Directions for this task: Pick out the lines below that contain the string "использования" and copy them all.

Start of Records provided

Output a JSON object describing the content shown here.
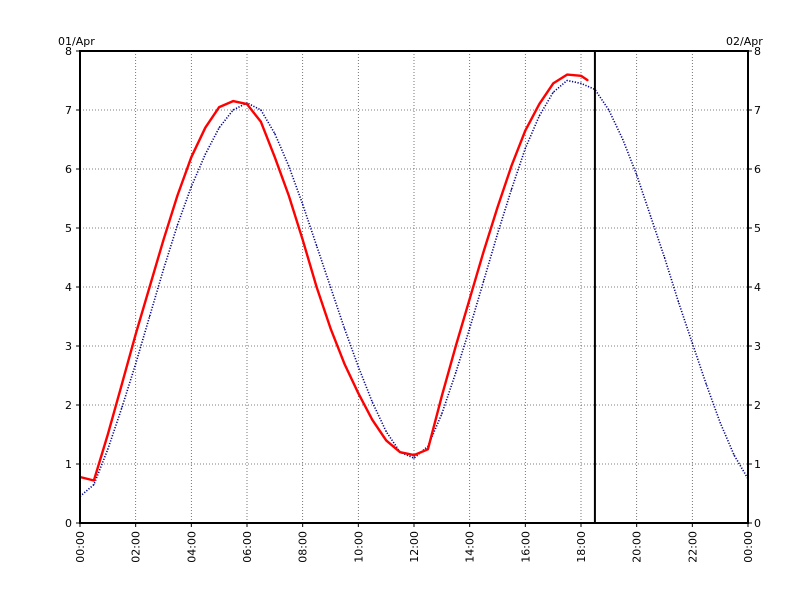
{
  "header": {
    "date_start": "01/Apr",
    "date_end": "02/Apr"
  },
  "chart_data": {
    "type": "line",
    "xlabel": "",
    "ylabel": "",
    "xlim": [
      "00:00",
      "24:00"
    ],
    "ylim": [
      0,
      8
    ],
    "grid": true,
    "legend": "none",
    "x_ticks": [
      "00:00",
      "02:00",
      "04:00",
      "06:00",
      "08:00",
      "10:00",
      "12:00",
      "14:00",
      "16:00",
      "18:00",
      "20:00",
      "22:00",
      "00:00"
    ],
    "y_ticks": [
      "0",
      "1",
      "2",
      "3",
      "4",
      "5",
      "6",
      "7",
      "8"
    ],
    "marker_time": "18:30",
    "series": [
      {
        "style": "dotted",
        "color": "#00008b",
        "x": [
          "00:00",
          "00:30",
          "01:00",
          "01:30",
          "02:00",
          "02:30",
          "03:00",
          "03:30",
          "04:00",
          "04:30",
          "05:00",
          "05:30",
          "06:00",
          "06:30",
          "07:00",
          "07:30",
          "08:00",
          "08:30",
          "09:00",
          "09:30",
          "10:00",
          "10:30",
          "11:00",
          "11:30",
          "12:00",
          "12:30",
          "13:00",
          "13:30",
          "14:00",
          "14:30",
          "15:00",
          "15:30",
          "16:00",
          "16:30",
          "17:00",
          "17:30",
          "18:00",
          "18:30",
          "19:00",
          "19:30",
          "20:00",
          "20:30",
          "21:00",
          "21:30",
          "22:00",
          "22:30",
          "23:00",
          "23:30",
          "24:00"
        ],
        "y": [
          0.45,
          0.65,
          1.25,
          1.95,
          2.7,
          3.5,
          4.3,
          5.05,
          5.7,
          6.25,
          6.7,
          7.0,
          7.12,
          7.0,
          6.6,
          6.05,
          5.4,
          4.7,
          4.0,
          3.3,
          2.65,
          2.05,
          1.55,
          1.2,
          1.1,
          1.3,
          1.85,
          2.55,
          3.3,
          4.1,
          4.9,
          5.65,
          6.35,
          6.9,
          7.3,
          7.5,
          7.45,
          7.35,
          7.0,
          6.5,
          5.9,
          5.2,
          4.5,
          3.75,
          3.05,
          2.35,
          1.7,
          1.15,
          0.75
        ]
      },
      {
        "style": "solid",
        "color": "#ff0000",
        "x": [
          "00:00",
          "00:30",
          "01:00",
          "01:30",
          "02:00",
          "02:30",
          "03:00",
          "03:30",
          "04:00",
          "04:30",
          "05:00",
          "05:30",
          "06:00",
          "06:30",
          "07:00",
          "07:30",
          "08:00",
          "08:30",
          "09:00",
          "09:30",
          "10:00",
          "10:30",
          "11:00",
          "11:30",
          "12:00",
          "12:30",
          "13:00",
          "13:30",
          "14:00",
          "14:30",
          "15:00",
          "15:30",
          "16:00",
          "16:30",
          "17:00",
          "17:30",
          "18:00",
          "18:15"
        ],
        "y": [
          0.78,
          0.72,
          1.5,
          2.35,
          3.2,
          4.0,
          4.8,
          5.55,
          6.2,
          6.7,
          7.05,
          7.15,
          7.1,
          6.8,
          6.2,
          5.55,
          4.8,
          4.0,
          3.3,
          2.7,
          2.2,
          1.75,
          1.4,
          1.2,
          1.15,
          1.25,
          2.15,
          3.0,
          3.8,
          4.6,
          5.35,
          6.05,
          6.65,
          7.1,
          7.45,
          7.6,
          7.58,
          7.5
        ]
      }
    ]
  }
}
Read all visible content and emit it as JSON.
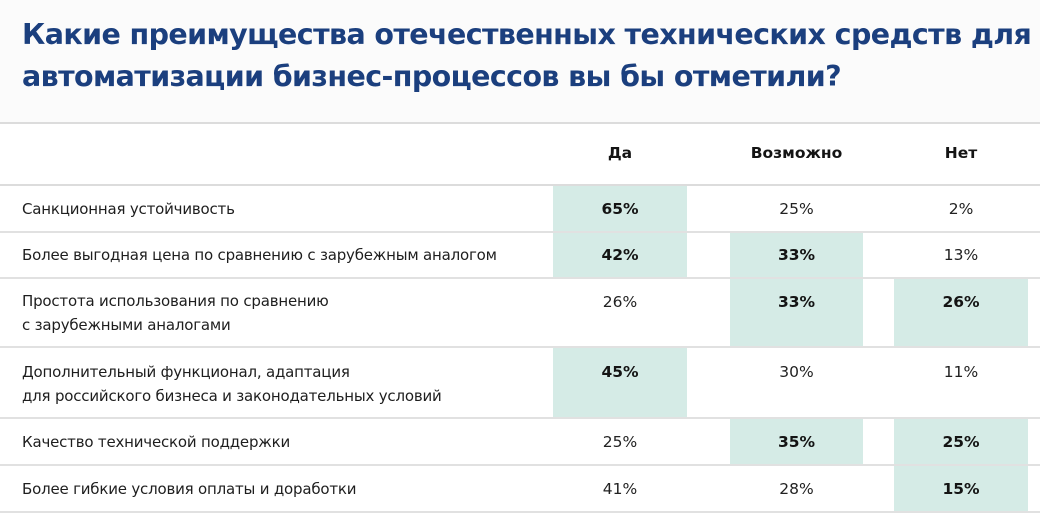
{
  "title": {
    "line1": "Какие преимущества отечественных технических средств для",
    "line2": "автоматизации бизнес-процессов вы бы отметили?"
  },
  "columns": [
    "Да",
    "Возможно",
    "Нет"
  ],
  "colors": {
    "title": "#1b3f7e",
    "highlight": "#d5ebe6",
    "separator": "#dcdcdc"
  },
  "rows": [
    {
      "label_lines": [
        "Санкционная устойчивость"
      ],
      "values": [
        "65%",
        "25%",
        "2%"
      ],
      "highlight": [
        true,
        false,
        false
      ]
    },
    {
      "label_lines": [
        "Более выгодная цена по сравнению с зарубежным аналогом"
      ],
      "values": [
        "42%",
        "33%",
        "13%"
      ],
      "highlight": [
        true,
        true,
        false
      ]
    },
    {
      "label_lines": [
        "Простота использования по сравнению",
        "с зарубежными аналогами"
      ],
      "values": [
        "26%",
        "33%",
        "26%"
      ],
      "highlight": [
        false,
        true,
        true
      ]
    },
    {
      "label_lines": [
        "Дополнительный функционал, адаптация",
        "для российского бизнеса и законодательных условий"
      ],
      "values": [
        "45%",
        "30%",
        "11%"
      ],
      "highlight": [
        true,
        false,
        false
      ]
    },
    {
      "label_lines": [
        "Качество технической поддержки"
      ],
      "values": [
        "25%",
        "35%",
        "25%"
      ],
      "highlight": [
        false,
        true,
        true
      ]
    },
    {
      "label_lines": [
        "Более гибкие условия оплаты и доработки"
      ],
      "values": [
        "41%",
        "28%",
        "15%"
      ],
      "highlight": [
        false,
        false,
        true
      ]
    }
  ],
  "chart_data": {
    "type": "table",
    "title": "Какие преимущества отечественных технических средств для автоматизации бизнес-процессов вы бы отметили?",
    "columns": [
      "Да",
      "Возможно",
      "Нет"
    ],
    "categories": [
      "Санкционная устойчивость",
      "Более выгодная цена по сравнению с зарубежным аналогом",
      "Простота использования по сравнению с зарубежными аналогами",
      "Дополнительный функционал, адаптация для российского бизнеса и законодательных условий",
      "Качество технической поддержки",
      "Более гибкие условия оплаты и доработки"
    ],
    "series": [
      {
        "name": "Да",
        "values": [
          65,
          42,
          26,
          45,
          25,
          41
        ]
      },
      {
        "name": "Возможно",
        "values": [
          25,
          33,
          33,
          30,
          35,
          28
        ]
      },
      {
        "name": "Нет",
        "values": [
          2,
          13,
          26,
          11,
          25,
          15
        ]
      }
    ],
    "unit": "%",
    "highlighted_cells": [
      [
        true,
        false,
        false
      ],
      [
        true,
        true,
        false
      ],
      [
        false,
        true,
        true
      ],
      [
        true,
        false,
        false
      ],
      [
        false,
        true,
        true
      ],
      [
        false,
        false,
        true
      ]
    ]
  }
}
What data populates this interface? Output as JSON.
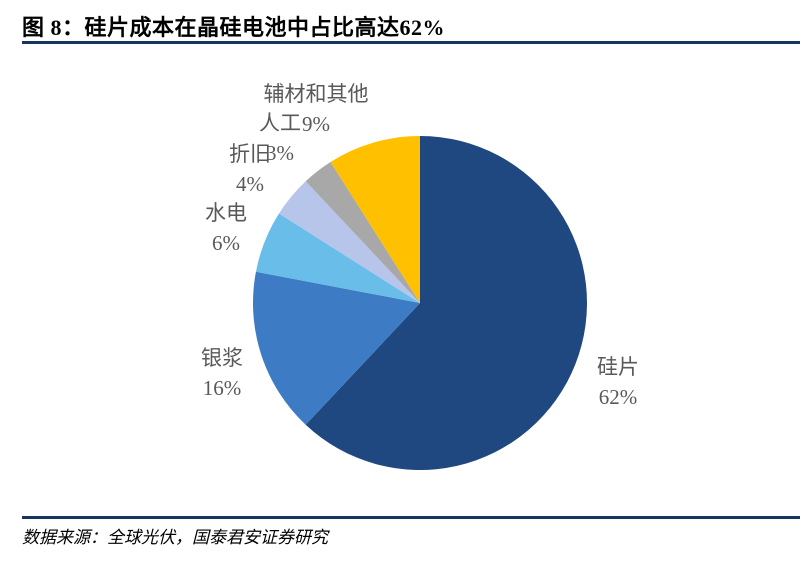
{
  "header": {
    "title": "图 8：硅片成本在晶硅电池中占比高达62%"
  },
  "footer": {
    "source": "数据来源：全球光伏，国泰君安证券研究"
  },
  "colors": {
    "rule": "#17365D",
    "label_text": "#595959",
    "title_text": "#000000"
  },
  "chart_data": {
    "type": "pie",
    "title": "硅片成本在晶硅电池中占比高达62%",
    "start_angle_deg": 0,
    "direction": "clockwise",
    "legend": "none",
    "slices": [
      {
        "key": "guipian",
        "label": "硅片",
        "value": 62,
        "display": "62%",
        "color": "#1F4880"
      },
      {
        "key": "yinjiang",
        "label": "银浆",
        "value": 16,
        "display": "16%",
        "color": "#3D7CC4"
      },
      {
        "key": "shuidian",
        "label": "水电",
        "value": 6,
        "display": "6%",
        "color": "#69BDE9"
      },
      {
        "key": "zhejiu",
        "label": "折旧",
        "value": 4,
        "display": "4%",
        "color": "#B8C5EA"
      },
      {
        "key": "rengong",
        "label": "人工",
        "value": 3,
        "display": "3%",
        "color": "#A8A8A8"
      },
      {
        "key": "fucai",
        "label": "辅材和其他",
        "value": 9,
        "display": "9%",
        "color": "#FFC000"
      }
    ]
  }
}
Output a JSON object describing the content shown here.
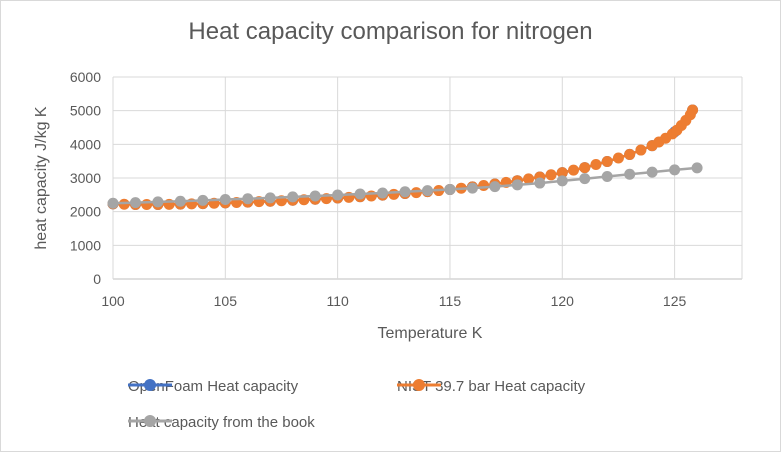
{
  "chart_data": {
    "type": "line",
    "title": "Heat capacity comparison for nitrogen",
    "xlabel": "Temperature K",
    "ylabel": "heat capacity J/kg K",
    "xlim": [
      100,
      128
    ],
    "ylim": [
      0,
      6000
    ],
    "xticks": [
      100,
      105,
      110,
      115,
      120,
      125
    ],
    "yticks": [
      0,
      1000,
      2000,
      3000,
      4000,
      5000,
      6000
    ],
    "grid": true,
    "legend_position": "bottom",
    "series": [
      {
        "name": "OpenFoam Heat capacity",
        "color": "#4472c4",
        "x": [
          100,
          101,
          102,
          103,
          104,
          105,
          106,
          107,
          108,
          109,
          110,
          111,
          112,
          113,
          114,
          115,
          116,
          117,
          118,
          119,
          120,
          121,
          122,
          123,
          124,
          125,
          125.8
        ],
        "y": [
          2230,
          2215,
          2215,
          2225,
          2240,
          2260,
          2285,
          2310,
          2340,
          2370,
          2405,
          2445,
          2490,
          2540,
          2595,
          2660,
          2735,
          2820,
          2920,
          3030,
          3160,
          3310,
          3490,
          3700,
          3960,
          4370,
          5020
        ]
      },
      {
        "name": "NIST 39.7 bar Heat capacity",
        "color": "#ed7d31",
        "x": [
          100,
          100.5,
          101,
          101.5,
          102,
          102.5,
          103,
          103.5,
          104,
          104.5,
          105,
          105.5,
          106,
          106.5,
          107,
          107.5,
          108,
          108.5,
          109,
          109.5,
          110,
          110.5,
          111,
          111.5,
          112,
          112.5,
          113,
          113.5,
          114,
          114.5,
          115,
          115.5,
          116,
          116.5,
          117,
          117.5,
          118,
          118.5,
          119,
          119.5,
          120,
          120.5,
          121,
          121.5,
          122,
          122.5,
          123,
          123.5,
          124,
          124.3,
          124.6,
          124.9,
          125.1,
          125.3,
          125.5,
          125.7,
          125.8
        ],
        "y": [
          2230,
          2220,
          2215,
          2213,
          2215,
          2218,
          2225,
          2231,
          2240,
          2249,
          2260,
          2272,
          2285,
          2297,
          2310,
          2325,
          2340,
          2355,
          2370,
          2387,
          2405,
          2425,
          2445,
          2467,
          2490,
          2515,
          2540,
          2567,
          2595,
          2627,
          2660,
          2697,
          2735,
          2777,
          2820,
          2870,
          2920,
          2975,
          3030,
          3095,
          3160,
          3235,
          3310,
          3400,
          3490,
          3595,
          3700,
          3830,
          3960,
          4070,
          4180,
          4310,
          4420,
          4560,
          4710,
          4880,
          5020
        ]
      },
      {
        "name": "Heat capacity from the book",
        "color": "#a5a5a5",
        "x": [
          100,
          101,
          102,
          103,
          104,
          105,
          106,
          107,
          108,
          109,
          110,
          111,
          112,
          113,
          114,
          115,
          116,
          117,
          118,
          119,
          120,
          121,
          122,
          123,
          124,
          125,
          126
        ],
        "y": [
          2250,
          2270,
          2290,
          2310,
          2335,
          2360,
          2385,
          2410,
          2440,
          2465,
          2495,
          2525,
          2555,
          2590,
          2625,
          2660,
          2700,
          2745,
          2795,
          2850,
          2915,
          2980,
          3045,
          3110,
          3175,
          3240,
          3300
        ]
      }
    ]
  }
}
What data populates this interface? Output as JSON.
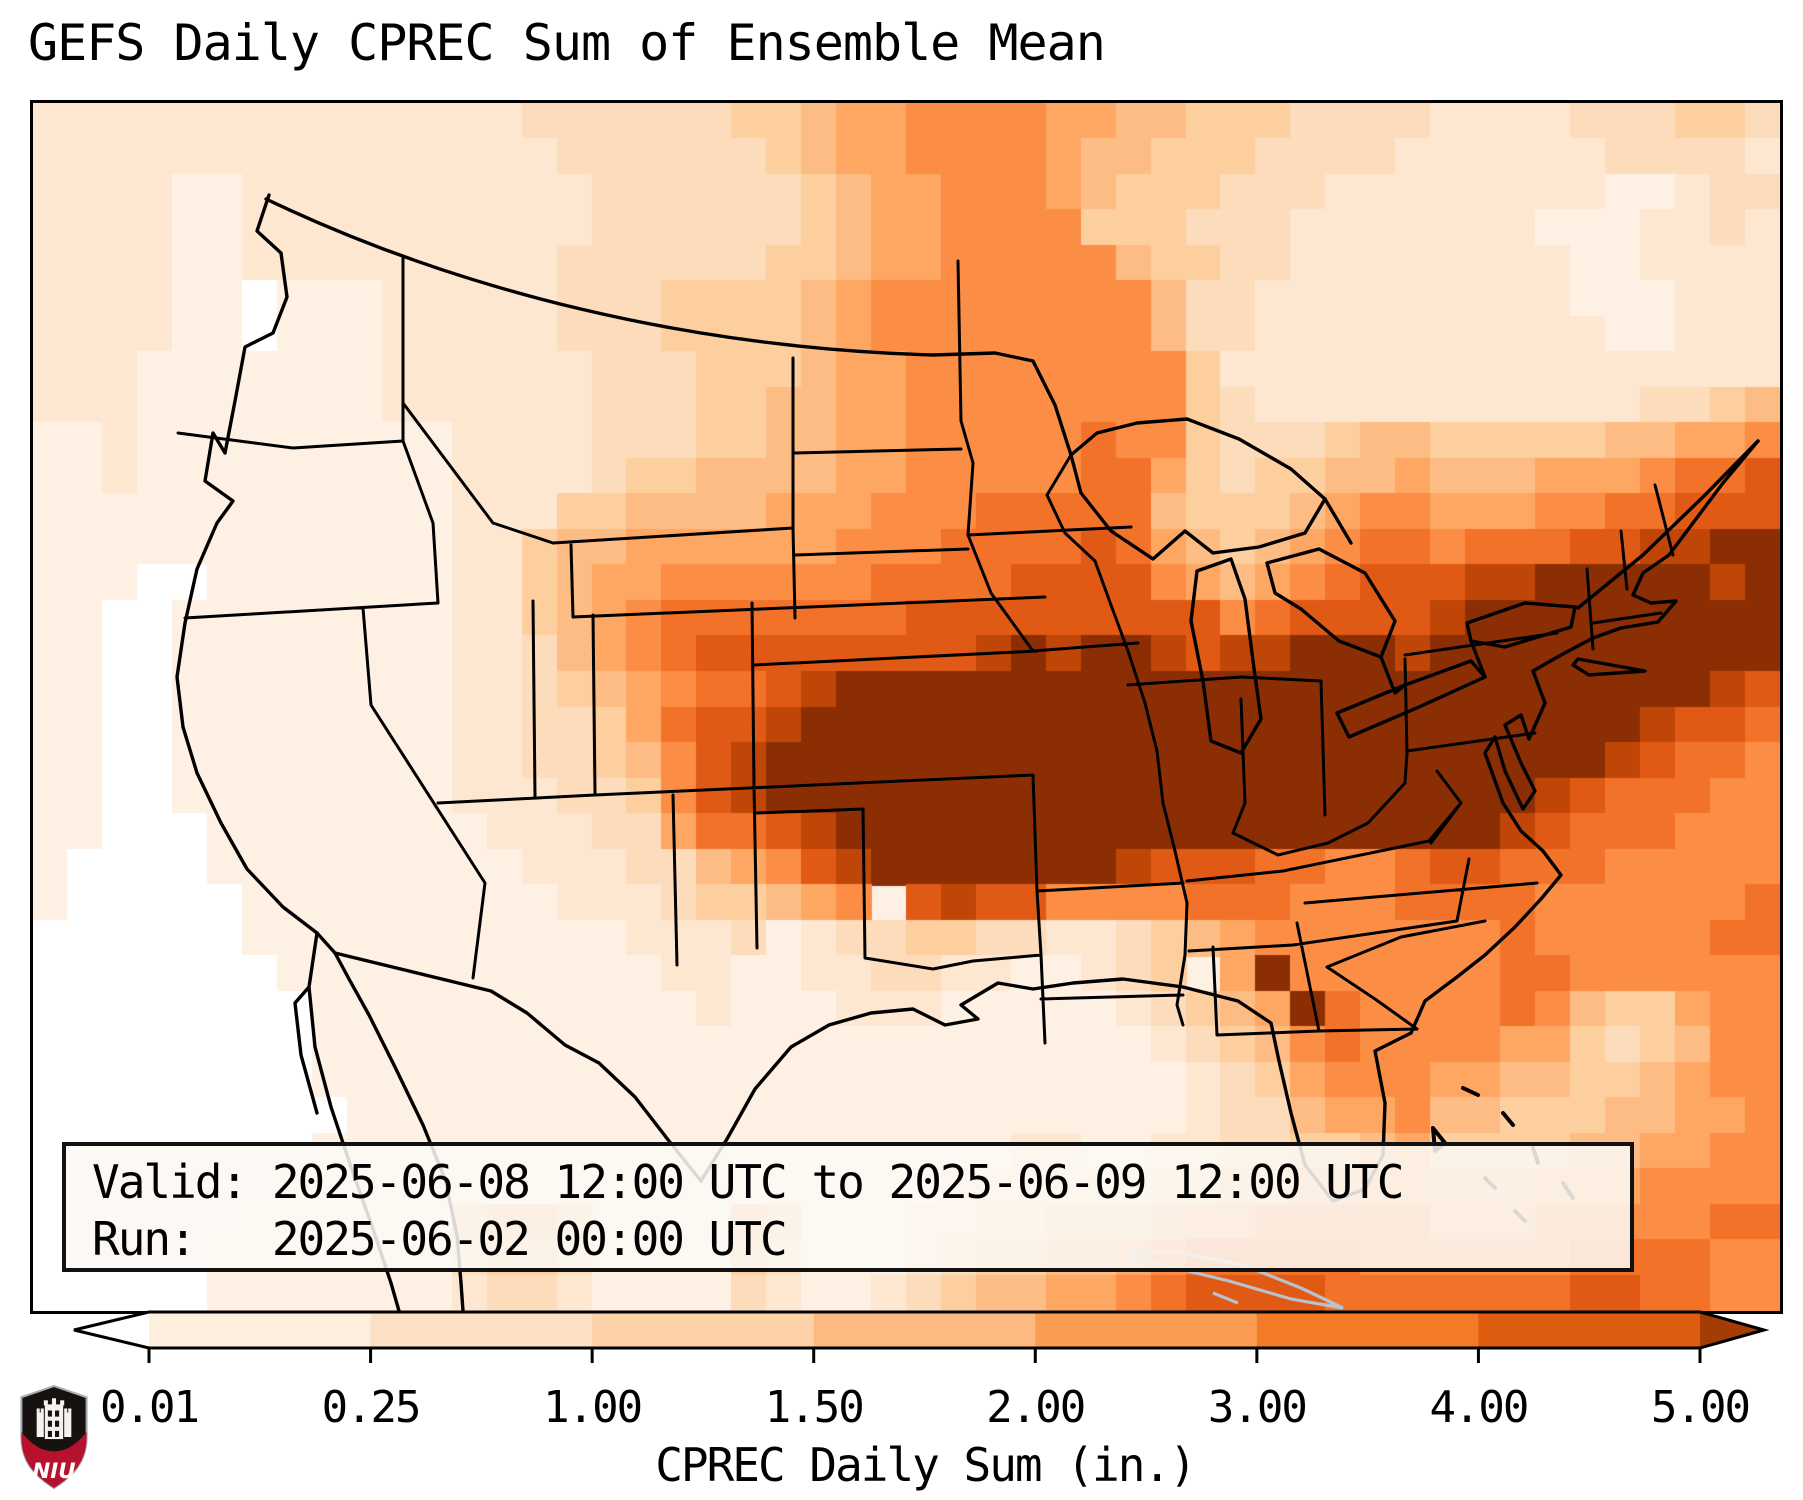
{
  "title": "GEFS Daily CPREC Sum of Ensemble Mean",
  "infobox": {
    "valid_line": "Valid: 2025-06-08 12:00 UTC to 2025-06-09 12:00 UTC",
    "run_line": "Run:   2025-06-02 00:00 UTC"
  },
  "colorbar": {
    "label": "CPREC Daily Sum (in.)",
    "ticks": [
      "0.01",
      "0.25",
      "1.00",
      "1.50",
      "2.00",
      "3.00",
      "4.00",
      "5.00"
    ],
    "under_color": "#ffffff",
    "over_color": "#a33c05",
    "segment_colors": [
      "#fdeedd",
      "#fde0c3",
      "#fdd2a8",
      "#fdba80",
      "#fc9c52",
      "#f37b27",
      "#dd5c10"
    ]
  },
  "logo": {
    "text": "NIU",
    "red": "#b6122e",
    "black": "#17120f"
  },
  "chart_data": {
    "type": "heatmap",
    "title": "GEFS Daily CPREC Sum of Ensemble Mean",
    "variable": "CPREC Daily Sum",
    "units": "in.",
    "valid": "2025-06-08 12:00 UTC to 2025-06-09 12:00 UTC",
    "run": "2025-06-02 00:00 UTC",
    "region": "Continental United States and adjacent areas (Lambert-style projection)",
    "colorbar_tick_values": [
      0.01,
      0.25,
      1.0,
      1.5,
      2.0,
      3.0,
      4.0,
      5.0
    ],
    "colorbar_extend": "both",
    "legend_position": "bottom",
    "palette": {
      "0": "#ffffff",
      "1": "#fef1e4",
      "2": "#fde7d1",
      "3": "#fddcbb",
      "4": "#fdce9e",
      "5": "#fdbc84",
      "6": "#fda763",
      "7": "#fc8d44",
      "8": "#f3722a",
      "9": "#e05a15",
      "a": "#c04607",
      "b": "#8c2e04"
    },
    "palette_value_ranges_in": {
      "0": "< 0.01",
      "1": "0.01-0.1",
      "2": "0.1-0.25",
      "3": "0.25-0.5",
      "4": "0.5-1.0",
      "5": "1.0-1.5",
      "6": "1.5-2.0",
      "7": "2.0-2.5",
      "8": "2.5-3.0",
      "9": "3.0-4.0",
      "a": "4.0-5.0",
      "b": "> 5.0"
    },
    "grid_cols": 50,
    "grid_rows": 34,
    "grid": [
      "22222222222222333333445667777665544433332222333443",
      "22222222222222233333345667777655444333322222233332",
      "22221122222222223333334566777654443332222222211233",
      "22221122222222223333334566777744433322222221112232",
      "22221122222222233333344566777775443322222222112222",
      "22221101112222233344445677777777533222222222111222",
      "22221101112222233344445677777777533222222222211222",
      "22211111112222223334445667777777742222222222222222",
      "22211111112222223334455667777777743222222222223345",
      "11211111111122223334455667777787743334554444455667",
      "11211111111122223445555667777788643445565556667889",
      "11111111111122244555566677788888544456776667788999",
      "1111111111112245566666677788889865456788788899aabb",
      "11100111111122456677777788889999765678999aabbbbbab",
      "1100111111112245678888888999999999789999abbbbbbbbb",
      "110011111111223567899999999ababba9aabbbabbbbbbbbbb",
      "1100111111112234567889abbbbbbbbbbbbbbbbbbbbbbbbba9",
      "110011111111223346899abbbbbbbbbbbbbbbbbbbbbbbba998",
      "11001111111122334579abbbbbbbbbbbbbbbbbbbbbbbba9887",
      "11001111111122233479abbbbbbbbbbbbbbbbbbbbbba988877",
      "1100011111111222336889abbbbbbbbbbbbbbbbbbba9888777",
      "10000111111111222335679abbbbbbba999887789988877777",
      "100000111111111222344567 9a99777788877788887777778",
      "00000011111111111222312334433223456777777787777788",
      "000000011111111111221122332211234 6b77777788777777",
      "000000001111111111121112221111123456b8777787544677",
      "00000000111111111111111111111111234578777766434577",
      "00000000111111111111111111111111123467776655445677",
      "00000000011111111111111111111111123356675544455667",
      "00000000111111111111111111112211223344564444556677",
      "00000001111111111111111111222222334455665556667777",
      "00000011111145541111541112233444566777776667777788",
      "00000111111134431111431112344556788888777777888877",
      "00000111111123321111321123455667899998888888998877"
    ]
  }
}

End of Records provided

Response to this task:
        "Простота использования по сравнению",
      "Простота использования по сравнению с зарубежными аналогами",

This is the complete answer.